Aim: Restate each entry word for word, leaving nothing out.

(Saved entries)
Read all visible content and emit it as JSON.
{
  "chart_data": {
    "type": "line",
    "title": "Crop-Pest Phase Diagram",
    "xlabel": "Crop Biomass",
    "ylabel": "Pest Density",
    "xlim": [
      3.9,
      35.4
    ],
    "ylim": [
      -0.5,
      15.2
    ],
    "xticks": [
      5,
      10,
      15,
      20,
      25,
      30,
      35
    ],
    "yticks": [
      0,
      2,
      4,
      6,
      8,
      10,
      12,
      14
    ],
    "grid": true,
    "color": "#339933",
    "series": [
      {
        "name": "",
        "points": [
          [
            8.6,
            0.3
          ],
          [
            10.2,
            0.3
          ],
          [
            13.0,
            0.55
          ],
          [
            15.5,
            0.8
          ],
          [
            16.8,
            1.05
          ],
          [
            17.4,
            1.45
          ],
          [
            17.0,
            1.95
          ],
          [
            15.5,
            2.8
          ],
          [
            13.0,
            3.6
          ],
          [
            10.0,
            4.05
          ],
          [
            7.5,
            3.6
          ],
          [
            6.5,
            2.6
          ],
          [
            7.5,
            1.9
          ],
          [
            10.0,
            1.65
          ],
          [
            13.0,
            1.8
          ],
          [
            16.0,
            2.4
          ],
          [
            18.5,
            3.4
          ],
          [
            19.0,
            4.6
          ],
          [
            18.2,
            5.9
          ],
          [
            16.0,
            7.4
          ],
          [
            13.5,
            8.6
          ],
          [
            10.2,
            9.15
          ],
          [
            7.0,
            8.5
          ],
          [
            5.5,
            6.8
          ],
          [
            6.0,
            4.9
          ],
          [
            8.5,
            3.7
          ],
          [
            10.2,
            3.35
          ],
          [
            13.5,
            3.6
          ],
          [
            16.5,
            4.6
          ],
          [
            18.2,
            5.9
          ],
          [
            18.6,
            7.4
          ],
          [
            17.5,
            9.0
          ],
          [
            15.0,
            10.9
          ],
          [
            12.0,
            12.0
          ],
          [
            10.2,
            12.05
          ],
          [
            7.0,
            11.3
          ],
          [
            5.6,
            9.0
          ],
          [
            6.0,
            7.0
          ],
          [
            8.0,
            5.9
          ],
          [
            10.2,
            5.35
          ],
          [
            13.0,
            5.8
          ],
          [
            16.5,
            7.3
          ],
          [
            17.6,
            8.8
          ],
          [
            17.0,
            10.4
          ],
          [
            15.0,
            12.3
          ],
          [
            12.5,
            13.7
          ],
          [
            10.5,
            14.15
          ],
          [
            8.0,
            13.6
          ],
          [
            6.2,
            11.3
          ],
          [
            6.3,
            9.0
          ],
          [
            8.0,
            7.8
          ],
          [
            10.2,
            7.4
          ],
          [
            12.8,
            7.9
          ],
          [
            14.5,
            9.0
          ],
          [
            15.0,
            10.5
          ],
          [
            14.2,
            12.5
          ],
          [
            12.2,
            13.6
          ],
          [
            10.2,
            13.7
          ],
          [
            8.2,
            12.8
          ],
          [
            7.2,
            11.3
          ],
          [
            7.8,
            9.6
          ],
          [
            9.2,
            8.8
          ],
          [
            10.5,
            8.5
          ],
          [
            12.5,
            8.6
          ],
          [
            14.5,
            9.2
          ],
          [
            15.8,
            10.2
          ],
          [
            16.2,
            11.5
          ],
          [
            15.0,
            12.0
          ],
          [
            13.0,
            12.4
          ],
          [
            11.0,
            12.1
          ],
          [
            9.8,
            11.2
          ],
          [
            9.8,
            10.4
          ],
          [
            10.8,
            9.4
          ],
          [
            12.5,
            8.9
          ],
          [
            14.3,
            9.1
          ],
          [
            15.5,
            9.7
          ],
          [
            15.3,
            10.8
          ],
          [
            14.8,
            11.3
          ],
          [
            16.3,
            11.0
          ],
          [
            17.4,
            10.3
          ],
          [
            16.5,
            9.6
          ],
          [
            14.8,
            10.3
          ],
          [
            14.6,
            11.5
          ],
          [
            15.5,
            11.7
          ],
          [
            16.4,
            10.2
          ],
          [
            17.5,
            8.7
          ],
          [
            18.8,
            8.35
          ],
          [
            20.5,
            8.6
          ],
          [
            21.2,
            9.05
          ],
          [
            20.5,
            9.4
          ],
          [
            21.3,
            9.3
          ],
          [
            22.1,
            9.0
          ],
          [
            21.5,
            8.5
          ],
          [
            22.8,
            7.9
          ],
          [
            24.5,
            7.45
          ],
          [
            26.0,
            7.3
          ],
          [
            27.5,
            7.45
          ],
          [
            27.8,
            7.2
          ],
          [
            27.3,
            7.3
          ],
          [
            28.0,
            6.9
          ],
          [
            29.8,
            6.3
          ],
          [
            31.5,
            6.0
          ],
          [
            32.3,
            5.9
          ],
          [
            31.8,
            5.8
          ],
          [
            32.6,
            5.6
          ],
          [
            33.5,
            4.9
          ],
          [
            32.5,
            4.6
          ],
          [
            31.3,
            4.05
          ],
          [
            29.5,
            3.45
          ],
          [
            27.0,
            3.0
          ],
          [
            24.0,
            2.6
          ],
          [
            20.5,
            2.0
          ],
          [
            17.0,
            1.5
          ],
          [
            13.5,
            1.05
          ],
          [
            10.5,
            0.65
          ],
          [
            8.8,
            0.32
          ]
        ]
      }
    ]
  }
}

Correct output:
Read all visible content and emit it as JSON.
{
  "chart_data": {
    "type": "line",
    "title": "Crop-Pest Phase Diagram",
    "xlabel": "Crop Biomass",
    "ylabel": "Pest Density",
    "xlim": [
      3.9,
      35.4
    ],
    "ylim": [
      -0.5,
      15.2
    ],
    "xticks": [
      5,
      10,
      15,
      20,
      25,
      30,
      35
    ],
    "yticks": [
      0,
      2,
      4,
      6,
      8,
      10,
      12,
      14
    ],
    "grid": true,
    "color": "#339933",
    "series": [
      {
        "name": "",
        "points": [
          [
            8.6,
            0.3
          ],
          [
            10.2,
            0.3
          ],
          [
            13.0,
            0.55
          ],
          [
            15.5,
            0.8
          ],
          [
            16.8,
            1.05
          ],
          [
            17.4,
            1.45
          ],
          [
            17.0,
            1.95
          ],
          [
            15.5,
            2.8
          ],
          [
            13.0,
            3.6
          ],
          [
            10.0,
            4.05
          ],
          [
            7.5,
            3.6
          ],
          [
            6.5,
            2.6
          ],
          [
            7.5,
            1.9
          ],
          [
            10.0,
            1.65
          ],
          [
            13.0,
            1.8
          ],
          [
            16.0,
            2.4
          ],
          [
            18.5,
            3.4
          ],
          [
            19.0,
            4.6
          ],
          [
            18.2,
            5.9
          ],
          [
            16.0,
            7.4
          ],
          [
            13.5,
            8.6
          ],
          [
            10.2,
            9.15
          ],
          [
            7.0,
            8.5
          ],
          [
            5.5,
            6.8
          ],
          [
            6.0,
            4.9
          ],
          [
            8.5,
            3.7
          ],
          [
            10.2,
            3.35
          ],
          [
            13.5,
            3.6
          ],
          [
            16.5,
            4.6
          ],
          [
            18.2,
            5.9
          ],
          [
            18.6,
            7.4
          ],
          [
            17.5,
            9.0
          ],
          [
            15.0,
            10.9
          ],
          [
            12.0,
            12.0
          ],
          [
            10.2,
            12.05
          ],
          [
            7.0,
            11.3
          ],
          [
            5.6,
            9.0
          ],
          [
            6.0,
            7.0
          ],
          [
            8.0,
            5.9
          ],
          [
            10.2,
            5.35
          ],
          [
            13.0,
            5.8
          ],
          [
            16.5,
            7.3
          ],
          [
            17.6,
            8.8
          ],
          [
            17.0,
            10.4
          ],
          [
            15.0,
            12.3
          ],
          [
            12.5,
            13.7
          ],
          [
            10.5,
            14.15
          ],
          [
            8.0,
            13.6
          ],
          [
            6.2,
            11.3
          ],
          [
            6.3,
            9.0
          ],
          [
            8.0,
            7.8
          ],
          [
            10.2,
            7.4
          ],
          [
            12.8,
            7.9
          ],
          [
            14.5,
            9.0
          ],
          [
            15.0,
            10.5
          ],
          [
            14.2,
            12.5
          ],
          [
            12.2,
            13.6
          ],
          [
            10.2,
            13.7
          ],
          [
            8.2,
            12.8
          ],
          [
            7.2,
            11.3
          ],
          [
            7.8,
            9.6
          ],
          [
            9.2,
            8.8
          ],
          [
            10.5,
            8.5
          ],
          [
            12.5,
            8.6
          ],
          [
            14.5,
            9.2
          ],
          [
            15.8,
            10.2
          ],
          [
            16.2,
            11.5
          ],
          [
            15.0,
            12.0
          ],
          [
            13.0,
            12.4
          ],
          [
            11.0,
            12.1
          ],
          [
            9.8,
            11.2
          ],
          [
            9.8,
            10.4
          ],
          [
            10.8,
            9.4
          ],
          [
            12.5,
            8.9
          ],
          [
            14.3,
            9.1
          ],
          [
            15.5,
            9.7
          ],
          [
            15.3,
            10.8
          ],
          [
            14.8,
            11.3
          ],
          [
            16.3,
            11.0
          ],
          [
            17.4,
            10.3
          ],
          [
            16.5,
            9.6
          ],
          [
            14.8,
            10.3
          ],
          [
            14.6,
            11.5
          ],
          [
            15.5,
            11.7
          ],
          [
            16.4,
            10.2
          ],
          [
            17.5,
            8.7
          ],
          [
            18.8,
            8.35
          ],
          [
            20.5,
            8.6
          ],
          [
            21.2,
            9.05
          ],
          [
            20.5,
            9.4
          ],
          [
            21.3,
            9.3
          ],
          [
            22.1,
            9.0
          ],
          [
            21.5,
            8.5
          ],
          [
            22.8,
            7.9
          ],
          [
            24.5,
            7.45
          ],
          [
            26.0,
            7.3
          ],
          [
            27.5,
            7.45
          ],
          [
            27.8,
            7.2
          ],
          [
            27.3,
            7.3
          ],
          [
            28.0,
            6.9
          ],
          [
            29.8,
            6.3
          ],
          [
            31.5,
            6.0
          ],
          [
            32.3,
            5.9
          ],
          [
            31.8,
            5.8
          ],
          [
            32.6,
            5.6
          ],
          [
            33.5,
            4.9
          ],
          [
            32.5,
            4.6
          ],
          [
            31.3,
            4.05
          ],
          [
            29.5,
            3.45
          ],
          [
            27.0,
            3.0
          ],
          [
            24.0,
            2.6
          ],
          [
            20.5,
            2.0
          ],
          [
            17.0,
            1.5
          ],
          [
            13.5,
            1.05
          ],
          [
            10.5,
            0.65
          ],
          [
            8.8,
            0.32
          ]
        ]
      }
    ]
  }
}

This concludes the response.